* Stated exercise:
Using the data below, gather each line that includes the word "encourage".

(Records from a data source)

◇ ◇ ◇ ◇ ◇ ◇ ◇

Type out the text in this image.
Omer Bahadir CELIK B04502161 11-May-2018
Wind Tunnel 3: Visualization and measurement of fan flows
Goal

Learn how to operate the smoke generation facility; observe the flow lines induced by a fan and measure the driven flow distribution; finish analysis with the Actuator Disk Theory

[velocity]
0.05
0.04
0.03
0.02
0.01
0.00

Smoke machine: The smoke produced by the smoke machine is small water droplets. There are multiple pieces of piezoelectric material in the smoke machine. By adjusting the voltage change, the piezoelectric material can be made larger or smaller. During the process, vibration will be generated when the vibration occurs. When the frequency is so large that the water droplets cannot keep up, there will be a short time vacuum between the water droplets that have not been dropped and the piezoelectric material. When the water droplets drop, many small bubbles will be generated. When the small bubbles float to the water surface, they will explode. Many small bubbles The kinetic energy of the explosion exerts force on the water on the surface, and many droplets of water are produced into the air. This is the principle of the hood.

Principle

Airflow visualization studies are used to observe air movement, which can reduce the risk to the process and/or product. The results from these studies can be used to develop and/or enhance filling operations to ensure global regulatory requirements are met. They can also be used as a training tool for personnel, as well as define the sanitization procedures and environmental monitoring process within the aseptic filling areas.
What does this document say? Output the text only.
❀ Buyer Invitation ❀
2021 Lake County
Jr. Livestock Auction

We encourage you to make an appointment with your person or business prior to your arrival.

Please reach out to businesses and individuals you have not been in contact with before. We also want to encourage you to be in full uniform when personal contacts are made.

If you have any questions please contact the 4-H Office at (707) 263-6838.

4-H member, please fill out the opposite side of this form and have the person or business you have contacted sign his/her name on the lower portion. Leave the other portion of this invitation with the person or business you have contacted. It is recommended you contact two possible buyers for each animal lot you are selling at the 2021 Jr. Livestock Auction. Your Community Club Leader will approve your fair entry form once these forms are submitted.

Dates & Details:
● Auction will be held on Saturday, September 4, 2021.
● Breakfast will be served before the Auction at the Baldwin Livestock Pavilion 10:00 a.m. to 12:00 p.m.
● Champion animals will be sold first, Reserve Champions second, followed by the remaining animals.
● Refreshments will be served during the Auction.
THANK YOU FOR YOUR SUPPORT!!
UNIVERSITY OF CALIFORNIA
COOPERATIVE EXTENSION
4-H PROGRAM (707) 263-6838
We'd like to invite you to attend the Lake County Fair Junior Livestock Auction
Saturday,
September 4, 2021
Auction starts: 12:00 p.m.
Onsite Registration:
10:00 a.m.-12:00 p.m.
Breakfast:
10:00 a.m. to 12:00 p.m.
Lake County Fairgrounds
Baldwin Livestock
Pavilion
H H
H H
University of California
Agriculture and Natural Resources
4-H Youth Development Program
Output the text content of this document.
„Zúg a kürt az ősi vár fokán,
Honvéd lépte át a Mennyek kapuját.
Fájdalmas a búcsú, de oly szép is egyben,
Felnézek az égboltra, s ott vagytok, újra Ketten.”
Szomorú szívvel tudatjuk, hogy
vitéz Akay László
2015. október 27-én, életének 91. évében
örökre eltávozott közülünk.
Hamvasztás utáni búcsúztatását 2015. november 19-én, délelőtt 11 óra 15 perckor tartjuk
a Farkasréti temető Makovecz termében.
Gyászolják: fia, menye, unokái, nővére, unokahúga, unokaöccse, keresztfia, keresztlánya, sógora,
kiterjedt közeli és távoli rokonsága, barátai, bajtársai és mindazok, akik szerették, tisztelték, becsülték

◇ ◇ ◇ ◇ ◇ ◇ ◇

* Solution to this task:
We encourage you to make an appointment with your person or business prior to your arrival.
Please reach out to businesses and individuals you have not been in contact with before. We also want to encourage you to be in full uniform when personal contacts are made.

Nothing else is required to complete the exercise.